* GIVEN INSTRUCTION *
Write out the records that appear below, verbatim and complete, but without pictures.
** Start RECORDS FOR THIS TASK **
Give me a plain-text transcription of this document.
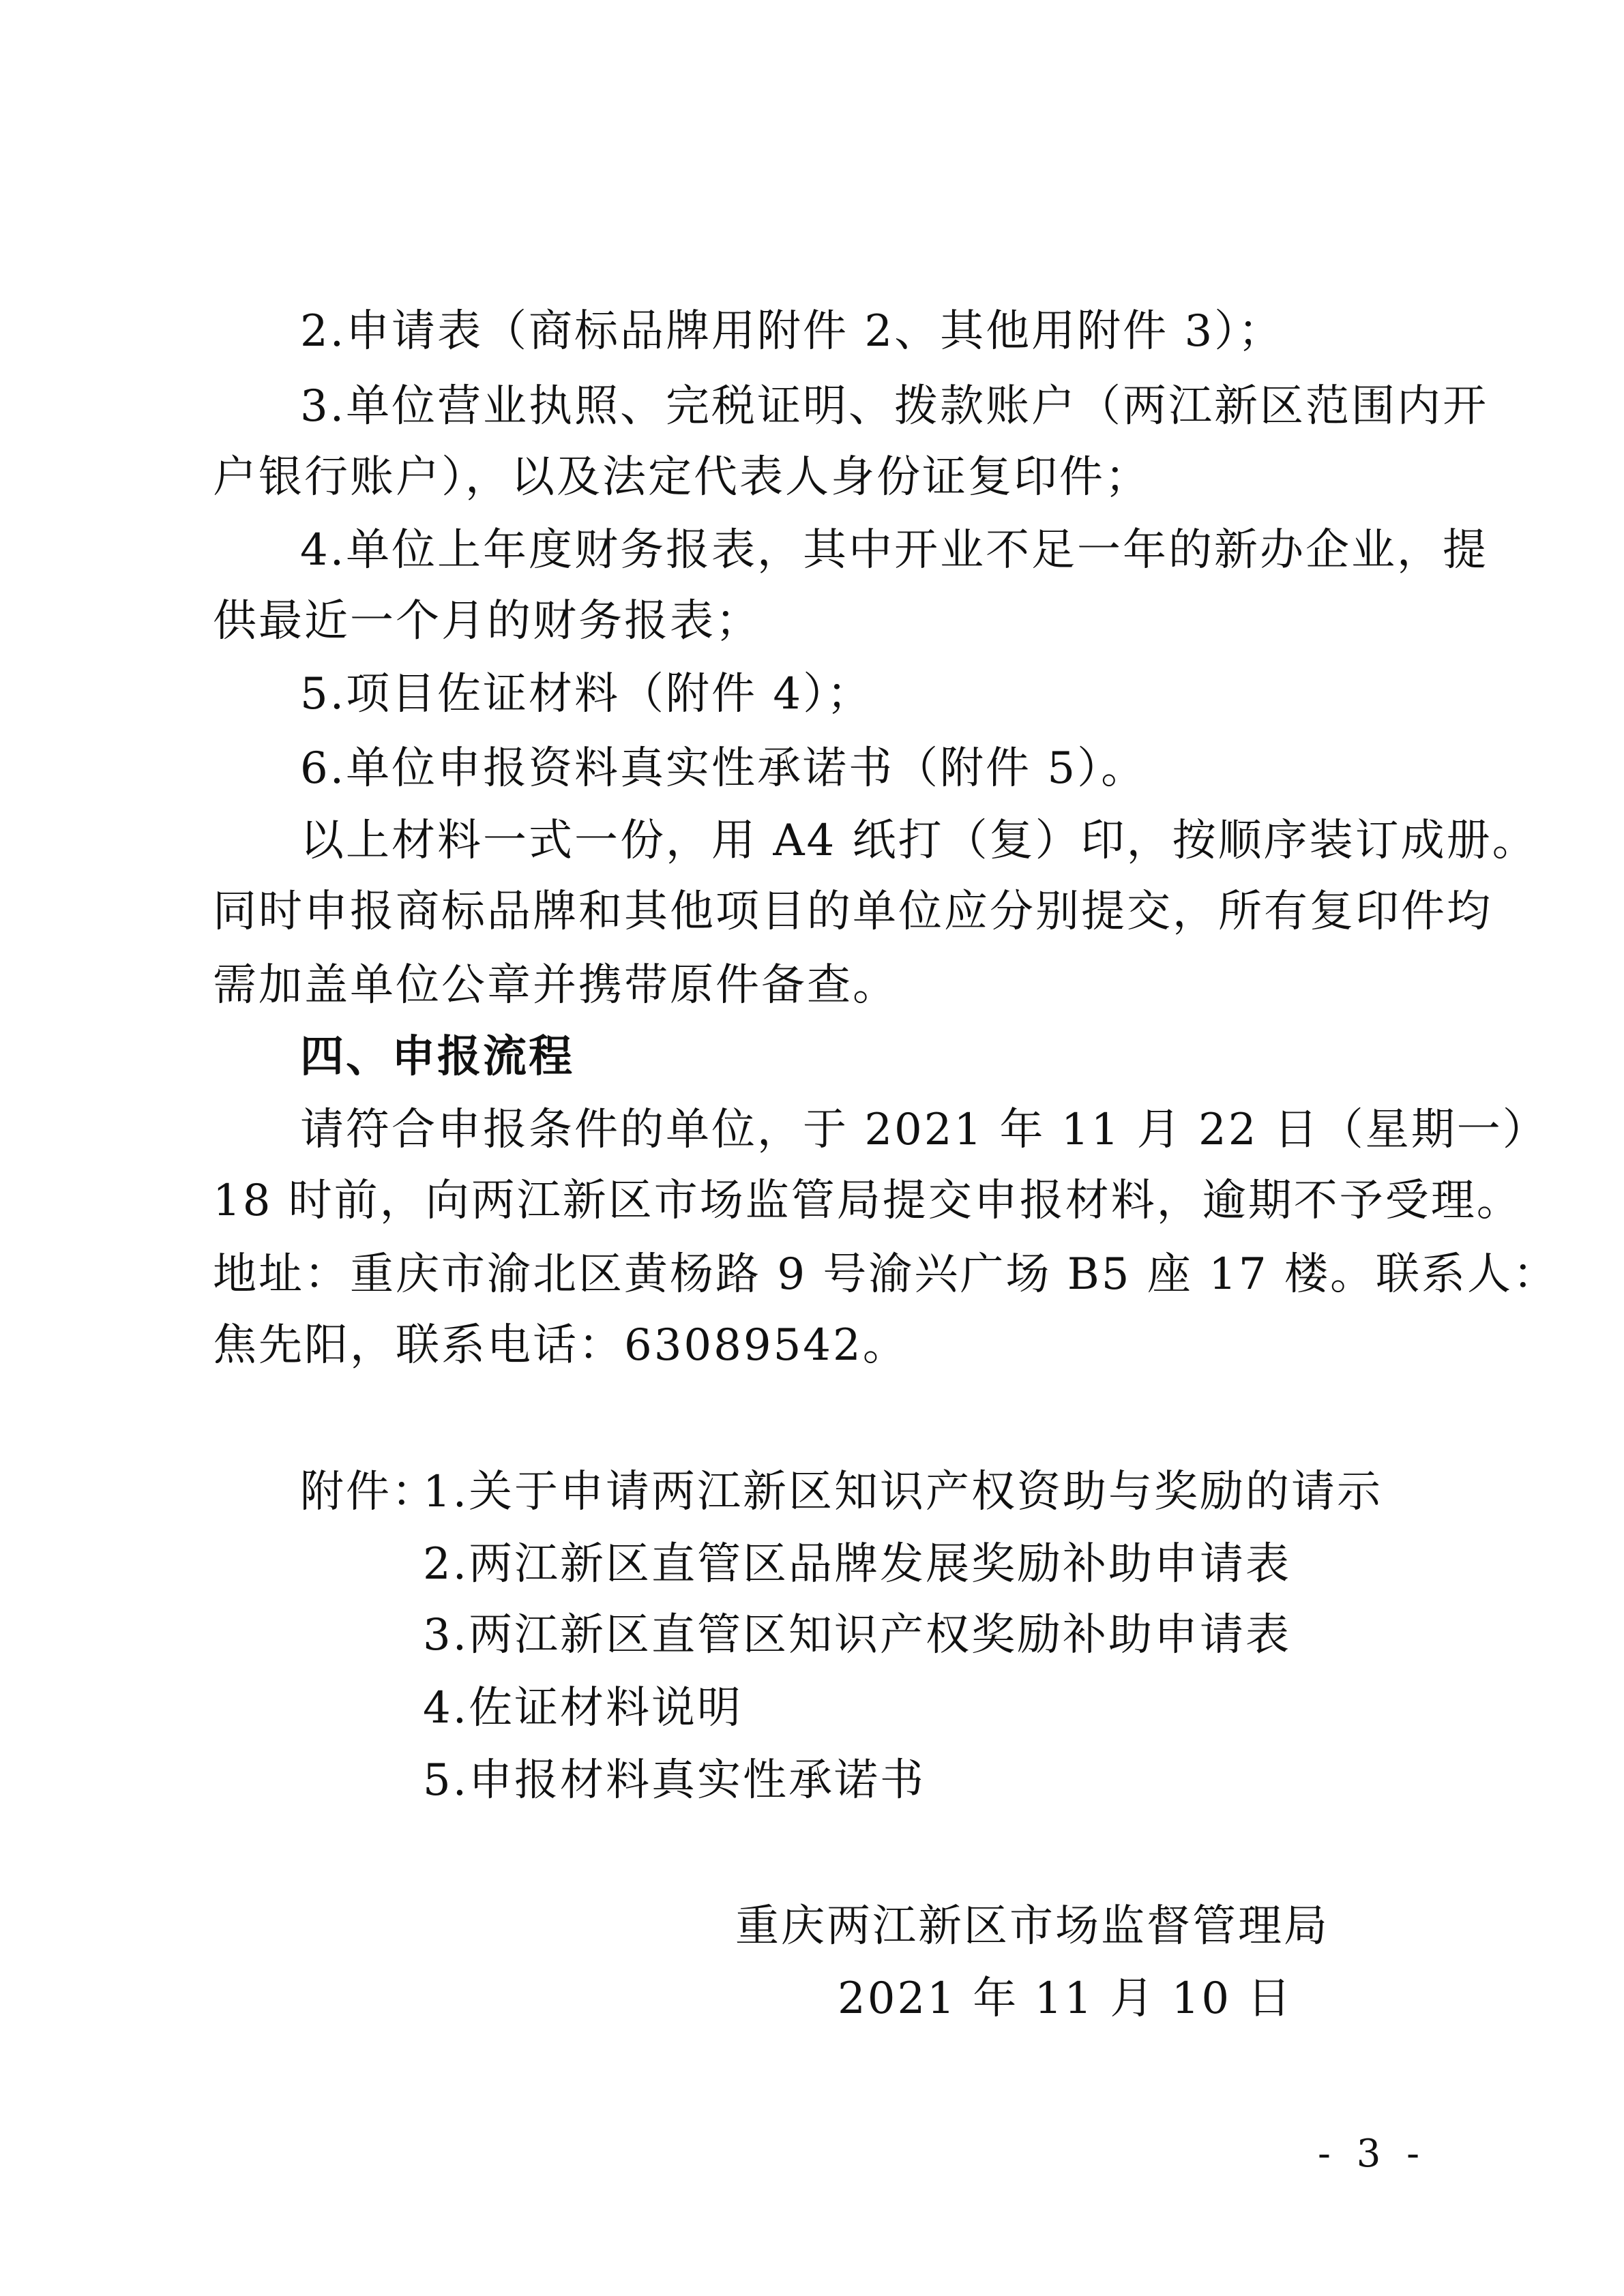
2.申请表（商标品牌用附件 2、其他用附件 3）；
3.单位营业执照、完税证明、拨款账户（两江新区范围内开
户银行账户），以及法定代表人身份证复印件；
4.单位上年度财务报表，其中开业不足一年的新办企业，提
供最近一个月的财务报表；
5.项目佐证材料（附件 4）；
6.单位申报资料真实性承诺书（附件 5）。
以上材料一式一份，用 A4 纸打（复）印，按顺序装订成册。
同时申报商标品牌和其他项目的单位应分别提交，所有复印件均
需加盖单位公章并携带原件备查。
四、申报流程
请符合申报条件的单位，于 2021 年 11 月 22 日（星期一）
18 时前，向两江新区市场监管局提交申报材料，逾期不予受理。
地址：重庆市渝北区黄杨路 9 号渝兴广场 B5 座 17 楼。联系人：
焦先阳，联系电话：63089542。
附件：
1.关于申请两江新区知识产权资助与奖励的请示
2.两江新区直管区品牌发展奖励补助申请表
3.两江新区直管区知识产权奖励补助申请表
4.佐证材料说明
5.申报材料真实性承诺书
重庆两江新区市场监督管理局
2021 年 11 月 10 日
- 3 -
** End RECORDS FOR THIS TASK **
* REPLY TO THE EXERCISE *
Give me a plain-text transcription of this document.
2.申请表（商标品牌用附件 2、其他用附件 3）；
3.单位营业执照、完税证明、拨款账户（两江新区范围内开
户银行账户），以及法定代表人身份证复印件；
4.单位上年度财务报表，其中开业不足一年的新办企业，提
供最近一个月的财务报表；
5.项目佐证材料（附件 4）；
6.单位申报资料真实性承诺书（附件 5）。
以上材料一式一份，用 A4 纸打（复）印，按顺序装订成册。
同时申报商标品牌和其他项目的单位应分别提交，所有复印件均
需加盖单位公章并携带原件备查。
四、申报流程
请符合申报条件的单位，于 2021 年 11 月 22 日（星期一）
18 时前，向两江新区市场监管局提交申报材料，逾期不予受理。
地址：重庆市渝北区黄杨路 9 号渝兴广场 B5 座 17 楼。联系人：
焦先阳，联系电话：63089542。
附件：
1.关于申请两江新区知识产权资助与奖励的请示
2.两江新区直管区品牌发展奖励补助申请表
3.两江新区直管区知识产权奖励补助申请表
4.佐证材料说明
5.申报材料真实性承诺书
重庆两江新区市场监督管理局
2021 年 11 月 10 日
- 3 -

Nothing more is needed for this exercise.